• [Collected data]
-- START --

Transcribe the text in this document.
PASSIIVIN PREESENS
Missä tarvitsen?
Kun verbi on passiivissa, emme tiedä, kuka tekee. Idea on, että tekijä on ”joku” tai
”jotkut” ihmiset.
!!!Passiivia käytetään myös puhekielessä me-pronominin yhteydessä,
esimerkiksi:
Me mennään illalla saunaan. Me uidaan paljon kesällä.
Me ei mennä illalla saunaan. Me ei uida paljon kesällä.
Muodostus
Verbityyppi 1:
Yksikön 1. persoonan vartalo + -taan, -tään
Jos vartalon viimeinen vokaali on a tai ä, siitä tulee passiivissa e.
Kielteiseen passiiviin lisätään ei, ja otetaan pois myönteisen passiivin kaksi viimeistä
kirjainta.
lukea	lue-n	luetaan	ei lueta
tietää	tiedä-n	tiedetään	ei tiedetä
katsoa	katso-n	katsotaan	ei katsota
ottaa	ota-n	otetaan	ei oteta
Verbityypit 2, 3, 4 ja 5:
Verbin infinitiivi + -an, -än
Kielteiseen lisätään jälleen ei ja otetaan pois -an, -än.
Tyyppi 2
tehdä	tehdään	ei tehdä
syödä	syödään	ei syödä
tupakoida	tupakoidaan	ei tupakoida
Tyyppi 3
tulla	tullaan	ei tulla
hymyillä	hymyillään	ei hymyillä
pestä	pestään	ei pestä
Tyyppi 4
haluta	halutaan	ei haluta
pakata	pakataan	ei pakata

-- END --
-- START --

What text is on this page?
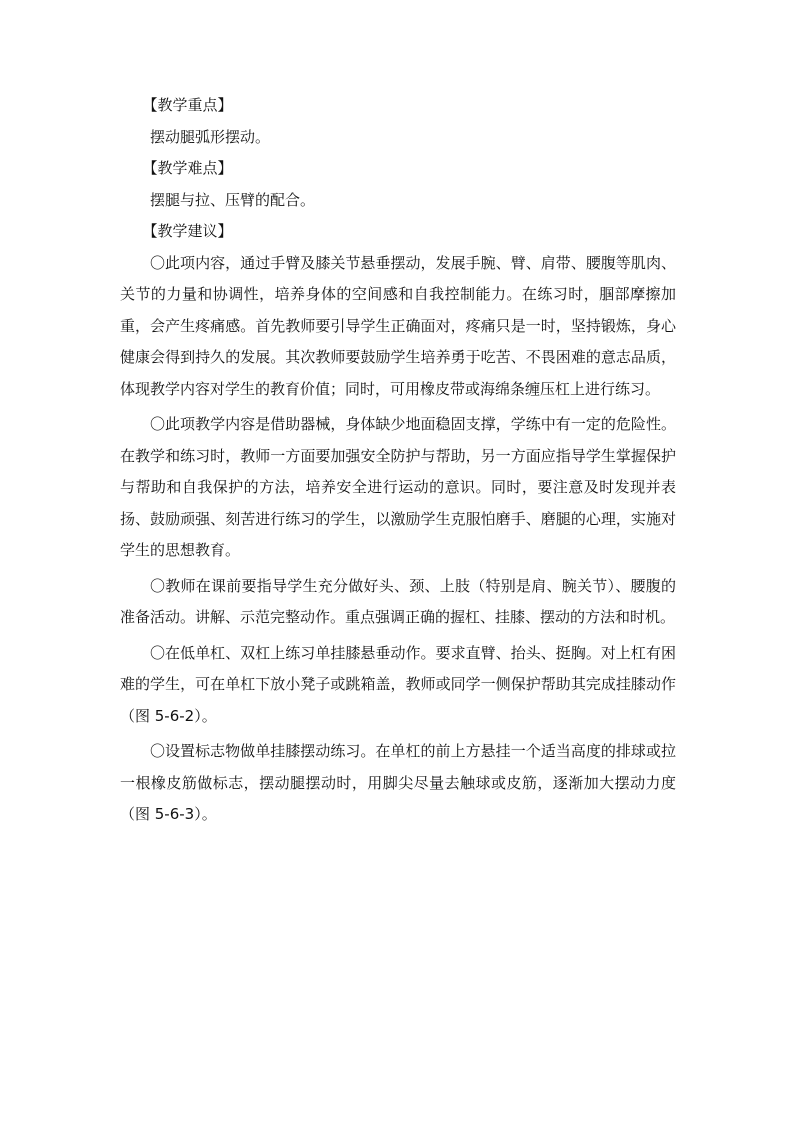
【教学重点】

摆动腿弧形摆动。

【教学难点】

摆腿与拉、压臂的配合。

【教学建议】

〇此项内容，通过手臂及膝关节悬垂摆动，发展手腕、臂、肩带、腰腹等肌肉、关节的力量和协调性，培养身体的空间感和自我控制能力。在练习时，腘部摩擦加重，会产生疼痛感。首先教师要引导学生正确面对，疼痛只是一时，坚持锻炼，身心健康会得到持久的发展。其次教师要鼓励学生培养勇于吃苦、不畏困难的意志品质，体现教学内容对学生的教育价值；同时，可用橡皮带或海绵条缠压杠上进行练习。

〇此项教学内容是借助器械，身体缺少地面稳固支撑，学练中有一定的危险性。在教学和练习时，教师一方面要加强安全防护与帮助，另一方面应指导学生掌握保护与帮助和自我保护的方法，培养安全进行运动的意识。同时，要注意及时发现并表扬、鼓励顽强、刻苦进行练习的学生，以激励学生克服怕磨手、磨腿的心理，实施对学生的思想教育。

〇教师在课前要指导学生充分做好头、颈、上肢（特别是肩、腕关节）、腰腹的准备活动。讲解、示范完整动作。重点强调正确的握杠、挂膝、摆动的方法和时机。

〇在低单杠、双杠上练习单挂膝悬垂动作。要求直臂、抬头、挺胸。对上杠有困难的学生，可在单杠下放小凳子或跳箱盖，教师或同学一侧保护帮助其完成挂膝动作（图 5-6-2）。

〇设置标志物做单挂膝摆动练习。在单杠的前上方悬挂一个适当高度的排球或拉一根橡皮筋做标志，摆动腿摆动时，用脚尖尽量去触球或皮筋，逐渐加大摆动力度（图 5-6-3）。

-- END --

• [WORK TO COMPLETE] Scan the listing above and copy all lines containing the word "this".

• [RESPONSE BELOW]
Transcribe the text in this document.
What text is on this page?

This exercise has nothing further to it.